▶ The problem: Write out all entries word for word.

##### Data for the task

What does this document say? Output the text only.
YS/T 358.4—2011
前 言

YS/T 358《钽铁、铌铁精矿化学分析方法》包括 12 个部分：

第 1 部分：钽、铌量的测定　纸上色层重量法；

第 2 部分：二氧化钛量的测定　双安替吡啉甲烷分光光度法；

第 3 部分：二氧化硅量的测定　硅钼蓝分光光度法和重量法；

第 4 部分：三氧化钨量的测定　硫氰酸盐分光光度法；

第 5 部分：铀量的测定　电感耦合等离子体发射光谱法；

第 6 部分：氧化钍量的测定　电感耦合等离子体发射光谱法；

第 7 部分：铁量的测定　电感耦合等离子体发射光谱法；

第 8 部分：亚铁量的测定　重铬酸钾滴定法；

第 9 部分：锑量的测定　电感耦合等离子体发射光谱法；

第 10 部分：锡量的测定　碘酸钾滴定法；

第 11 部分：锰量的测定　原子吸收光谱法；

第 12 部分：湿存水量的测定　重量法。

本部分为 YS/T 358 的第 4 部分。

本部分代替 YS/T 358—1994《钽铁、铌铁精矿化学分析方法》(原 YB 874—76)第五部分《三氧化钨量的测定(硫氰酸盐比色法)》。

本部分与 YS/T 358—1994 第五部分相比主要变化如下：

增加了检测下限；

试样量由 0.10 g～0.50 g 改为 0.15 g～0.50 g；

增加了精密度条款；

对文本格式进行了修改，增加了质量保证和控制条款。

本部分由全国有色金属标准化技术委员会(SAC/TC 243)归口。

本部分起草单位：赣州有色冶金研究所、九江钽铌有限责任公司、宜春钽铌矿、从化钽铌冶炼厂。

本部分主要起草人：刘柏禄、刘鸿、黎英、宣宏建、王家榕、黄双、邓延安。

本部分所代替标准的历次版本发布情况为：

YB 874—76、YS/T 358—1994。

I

##########

▶ Exercise result:
What does this document say? Output the text only.
YS/T 358.4—2011
前 言

YS/T 358《钽铁、铌铁精矿化学分析方法》包括 12 个部分：

第 1 部分：钽、铌量的测定　纸上色层重量法；

第 2 部分：二氧化钛量的测定　双安替吡啉甲烷分光光度法；

第 3 部分：二氧化硅量的测定　硅钼蓝分光光度法和重量法；

第 4 部分：三氧化钨量的测定　硫氰酸盐分光光度法；

第 5 部分：铀量的测定　电感耦合等离子体发射光谱法；

第 6 部分：氧化钍量的测定　电感耦合等离子体发射光谱法；

第 7 部分：铁量的测定　电感耦合等离子体发射光谱法；

第 8 部分：亚铁量的测定　重铬酸钾滴定法；

第 9 部分：锑量的测定　电感耦合等离子体发射光谱法；

第 10 部分：锡量的测定　碘酸钾滴定法；

第 11 部分：锰量的测定　原子吸收光谱法；

第 12 部分：湿存水量的测定　重量法。

本部分为 YS/T 358 的第 4 部分。

本部分代替 YS/T 358—1994《钽铁、铌铁精矿化学分析方法》(原 YB 874—76)第五部分《三氧化钨量的测定(硫氰酸盐比色法)》。

本部分与 YS/T 358—1994 第五部分相比主要变化如下：

增加了检测下限；

试样量由 0.10 g～0.50 g 改为 0.15 g～0.50 g；

增加了精密度条款；

对文本格式进行了修改，增加了质量保证和控制条款。

本部分由全国有色金属标准化技术委员会(SAC/TC 243)归口。

本部分起草单位：赣州有色冶金研究所、九江钽铌有限责任公司、宜春钽铌矿、从化钽铌冶炼厂。

本部分主要起草人：刘柏禄、刘鸿、黎英、宣宏建、王家榕、黄双、邓延安。

本部分所代替标准的历次版本发布情况为：

YB 874—76、YS/T 358—1994。

I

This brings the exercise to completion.